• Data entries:
***

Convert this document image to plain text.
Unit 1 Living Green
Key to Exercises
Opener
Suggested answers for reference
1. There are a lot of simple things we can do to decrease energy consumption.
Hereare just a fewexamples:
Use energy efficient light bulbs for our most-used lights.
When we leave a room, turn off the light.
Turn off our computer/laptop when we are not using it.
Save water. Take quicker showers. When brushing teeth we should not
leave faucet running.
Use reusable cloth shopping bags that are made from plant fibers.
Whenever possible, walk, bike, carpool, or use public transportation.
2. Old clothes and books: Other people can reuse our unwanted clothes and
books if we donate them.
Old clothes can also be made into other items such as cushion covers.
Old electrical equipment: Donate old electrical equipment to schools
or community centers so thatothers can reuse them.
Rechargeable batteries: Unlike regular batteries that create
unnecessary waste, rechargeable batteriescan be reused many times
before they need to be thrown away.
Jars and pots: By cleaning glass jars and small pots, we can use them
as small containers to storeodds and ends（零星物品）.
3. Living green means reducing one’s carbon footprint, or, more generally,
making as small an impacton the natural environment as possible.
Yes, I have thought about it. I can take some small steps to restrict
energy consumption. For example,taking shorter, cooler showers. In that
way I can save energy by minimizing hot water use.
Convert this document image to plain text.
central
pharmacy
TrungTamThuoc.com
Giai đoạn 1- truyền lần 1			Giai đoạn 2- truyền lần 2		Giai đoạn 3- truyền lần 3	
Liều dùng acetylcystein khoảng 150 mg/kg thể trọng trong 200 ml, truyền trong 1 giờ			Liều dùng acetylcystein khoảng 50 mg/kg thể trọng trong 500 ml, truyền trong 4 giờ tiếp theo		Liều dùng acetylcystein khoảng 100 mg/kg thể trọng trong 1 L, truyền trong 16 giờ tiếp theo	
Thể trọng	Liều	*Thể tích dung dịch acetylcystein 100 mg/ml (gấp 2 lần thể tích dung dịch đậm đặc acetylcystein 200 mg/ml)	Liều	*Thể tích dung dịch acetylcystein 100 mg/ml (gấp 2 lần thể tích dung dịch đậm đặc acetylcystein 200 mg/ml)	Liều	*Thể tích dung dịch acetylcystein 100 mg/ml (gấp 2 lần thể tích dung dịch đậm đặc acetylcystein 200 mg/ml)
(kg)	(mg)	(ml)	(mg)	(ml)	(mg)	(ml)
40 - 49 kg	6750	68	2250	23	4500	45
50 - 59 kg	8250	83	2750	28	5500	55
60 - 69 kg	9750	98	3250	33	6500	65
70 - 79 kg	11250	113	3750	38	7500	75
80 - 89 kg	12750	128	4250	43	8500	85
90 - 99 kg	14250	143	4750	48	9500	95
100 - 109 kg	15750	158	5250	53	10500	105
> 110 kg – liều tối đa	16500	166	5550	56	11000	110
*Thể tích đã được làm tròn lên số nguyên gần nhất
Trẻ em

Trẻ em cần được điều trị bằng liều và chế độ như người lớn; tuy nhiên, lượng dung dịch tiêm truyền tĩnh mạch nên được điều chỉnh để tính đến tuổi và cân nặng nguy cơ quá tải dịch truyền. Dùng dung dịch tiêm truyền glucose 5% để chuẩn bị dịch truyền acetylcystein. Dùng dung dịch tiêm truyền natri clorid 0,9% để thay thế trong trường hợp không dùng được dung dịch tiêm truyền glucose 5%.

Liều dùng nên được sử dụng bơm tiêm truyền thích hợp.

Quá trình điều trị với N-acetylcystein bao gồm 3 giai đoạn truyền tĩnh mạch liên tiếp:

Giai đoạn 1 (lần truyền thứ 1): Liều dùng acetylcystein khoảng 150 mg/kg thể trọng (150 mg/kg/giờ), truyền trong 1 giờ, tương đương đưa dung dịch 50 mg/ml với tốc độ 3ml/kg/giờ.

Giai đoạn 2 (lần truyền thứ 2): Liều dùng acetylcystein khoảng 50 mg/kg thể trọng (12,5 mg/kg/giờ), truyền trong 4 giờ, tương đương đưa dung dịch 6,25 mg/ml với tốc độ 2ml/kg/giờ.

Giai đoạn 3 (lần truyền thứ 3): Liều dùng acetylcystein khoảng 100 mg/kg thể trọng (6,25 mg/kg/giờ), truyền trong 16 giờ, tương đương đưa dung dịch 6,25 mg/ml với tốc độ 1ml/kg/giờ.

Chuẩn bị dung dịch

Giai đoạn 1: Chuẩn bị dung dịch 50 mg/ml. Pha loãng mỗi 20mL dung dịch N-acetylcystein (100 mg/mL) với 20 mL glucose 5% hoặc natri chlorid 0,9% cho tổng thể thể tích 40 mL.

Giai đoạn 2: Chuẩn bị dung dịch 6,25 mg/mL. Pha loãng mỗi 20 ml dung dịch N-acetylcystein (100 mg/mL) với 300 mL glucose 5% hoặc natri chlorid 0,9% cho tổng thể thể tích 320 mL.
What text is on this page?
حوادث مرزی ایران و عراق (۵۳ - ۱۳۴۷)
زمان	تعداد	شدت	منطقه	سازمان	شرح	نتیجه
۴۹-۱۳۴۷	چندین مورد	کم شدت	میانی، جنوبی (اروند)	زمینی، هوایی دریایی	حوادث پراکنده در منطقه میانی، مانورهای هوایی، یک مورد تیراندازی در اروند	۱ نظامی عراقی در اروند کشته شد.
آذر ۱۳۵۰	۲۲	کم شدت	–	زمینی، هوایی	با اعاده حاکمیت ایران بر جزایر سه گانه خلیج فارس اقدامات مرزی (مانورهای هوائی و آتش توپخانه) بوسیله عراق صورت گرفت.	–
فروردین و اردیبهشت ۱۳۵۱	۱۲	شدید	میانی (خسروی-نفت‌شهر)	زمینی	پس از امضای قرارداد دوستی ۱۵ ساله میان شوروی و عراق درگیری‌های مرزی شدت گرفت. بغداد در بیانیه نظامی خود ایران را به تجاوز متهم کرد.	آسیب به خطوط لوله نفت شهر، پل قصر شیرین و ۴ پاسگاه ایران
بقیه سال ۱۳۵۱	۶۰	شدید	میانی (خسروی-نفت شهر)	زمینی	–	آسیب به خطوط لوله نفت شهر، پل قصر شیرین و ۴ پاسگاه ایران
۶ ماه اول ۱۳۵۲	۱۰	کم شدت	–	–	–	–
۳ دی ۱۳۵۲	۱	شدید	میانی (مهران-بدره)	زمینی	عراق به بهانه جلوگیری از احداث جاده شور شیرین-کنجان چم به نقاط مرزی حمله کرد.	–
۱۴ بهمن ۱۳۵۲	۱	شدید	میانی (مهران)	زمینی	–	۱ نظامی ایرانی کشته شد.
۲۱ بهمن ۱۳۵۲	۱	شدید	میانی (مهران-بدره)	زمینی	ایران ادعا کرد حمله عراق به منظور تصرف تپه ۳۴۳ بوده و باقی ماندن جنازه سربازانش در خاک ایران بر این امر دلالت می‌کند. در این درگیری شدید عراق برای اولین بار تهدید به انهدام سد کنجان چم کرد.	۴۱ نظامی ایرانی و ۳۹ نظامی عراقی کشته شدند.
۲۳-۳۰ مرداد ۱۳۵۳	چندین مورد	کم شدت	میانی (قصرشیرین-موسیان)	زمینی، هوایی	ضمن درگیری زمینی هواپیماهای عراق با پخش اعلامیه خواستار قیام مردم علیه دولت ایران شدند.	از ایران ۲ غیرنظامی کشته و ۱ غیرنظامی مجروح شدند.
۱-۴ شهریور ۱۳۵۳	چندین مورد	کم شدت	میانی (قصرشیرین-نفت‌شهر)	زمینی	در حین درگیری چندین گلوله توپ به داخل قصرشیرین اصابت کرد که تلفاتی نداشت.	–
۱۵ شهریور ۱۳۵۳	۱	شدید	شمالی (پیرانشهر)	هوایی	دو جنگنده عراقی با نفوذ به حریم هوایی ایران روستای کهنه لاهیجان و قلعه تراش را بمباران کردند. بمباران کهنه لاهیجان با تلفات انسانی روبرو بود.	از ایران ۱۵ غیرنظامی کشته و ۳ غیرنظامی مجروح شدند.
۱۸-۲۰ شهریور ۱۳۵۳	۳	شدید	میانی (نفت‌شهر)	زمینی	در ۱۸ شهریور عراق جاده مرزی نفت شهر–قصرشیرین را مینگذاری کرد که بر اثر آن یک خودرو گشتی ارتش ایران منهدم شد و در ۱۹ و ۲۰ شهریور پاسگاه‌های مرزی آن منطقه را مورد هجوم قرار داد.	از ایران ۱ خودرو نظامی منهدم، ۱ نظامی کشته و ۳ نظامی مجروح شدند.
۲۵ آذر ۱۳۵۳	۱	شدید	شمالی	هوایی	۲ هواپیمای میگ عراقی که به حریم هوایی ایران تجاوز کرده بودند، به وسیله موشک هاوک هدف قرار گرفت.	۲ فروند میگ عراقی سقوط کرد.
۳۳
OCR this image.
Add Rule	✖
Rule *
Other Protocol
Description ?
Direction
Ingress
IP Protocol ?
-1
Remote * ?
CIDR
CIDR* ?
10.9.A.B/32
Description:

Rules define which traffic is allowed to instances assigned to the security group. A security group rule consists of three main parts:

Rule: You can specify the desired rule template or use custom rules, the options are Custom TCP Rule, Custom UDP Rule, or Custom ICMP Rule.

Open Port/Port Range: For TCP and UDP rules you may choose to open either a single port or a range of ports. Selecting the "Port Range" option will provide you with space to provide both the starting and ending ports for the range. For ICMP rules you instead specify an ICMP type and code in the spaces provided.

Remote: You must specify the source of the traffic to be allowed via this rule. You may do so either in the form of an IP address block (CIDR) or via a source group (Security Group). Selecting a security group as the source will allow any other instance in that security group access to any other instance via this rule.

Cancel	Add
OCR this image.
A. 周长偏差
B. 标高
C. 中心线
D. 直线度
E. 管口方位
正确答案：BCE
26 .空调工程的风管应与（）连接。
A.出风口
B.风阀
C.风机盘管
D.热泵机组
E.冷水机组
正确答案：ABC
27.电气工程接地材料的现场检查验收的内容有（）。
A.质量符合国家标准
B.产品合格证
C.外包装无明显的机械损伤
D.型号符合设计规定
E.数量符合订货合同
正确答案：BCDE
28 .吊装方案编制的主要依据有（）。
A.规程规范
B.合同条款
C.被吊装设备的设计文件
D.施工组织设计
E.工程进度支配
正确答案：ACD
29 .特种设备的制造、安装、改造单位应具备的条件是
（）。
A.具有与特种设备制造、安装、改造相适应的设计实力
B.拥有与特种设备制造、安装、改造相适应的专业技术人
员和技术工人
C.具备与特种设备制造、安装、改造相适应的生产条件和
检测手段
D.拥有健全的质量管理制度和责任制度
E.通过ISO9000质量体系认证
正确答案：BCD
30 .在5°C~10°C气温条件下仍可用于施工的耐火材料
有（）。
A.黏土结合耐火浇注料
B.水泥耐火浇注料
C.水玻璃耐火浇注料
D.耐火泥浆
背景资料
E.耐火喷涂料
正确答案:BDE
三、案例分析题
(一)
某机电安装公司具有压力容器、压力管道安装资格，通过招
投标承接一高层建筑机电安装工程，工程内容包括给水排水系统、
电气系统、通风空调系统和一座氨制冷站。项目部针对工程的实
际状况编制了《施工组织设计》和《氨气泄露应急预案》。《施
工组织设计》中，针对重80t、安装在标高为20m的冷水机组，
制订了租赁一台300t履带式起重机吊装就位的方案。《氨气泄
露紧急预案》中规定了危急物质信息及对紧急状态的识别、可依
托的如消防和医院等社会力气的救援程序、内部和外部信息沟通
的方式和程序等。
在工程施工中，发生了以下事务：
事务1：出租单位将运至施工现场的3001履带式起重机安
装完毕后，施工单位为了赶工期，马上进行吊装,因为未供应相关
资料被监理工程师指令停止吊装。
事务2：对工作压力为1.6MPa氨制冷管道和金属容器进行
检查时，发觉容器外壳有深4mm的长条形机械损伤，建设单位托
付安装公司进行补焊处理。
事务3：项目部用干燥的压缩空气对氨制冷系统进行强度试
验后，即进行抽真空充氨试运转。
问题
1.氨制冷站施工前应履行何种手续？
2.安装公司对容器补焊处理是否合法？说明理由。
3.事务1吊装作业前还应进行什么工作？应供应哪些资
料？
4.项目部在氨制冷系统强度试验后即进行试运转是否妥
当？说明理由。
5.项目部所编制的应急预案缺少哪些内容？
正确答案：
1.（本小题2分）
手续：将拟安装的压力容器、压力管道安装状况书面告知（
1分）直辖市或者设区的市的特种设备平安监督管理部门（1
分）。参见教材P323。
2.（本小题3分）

***

• DESCRIPTION OF THE TASK: Extract every line of the records above that contains the word "Remote".

• TASK OUTPUT:
Remote * ?
Remote: You must specify the source of the traffic to be allowed via this rule. You may do so either in the form of an IP address block (CIDR) or via a source group (Security Group). Selecting a security group as the source will allow any other instance in that security group access to any other instance via this rule.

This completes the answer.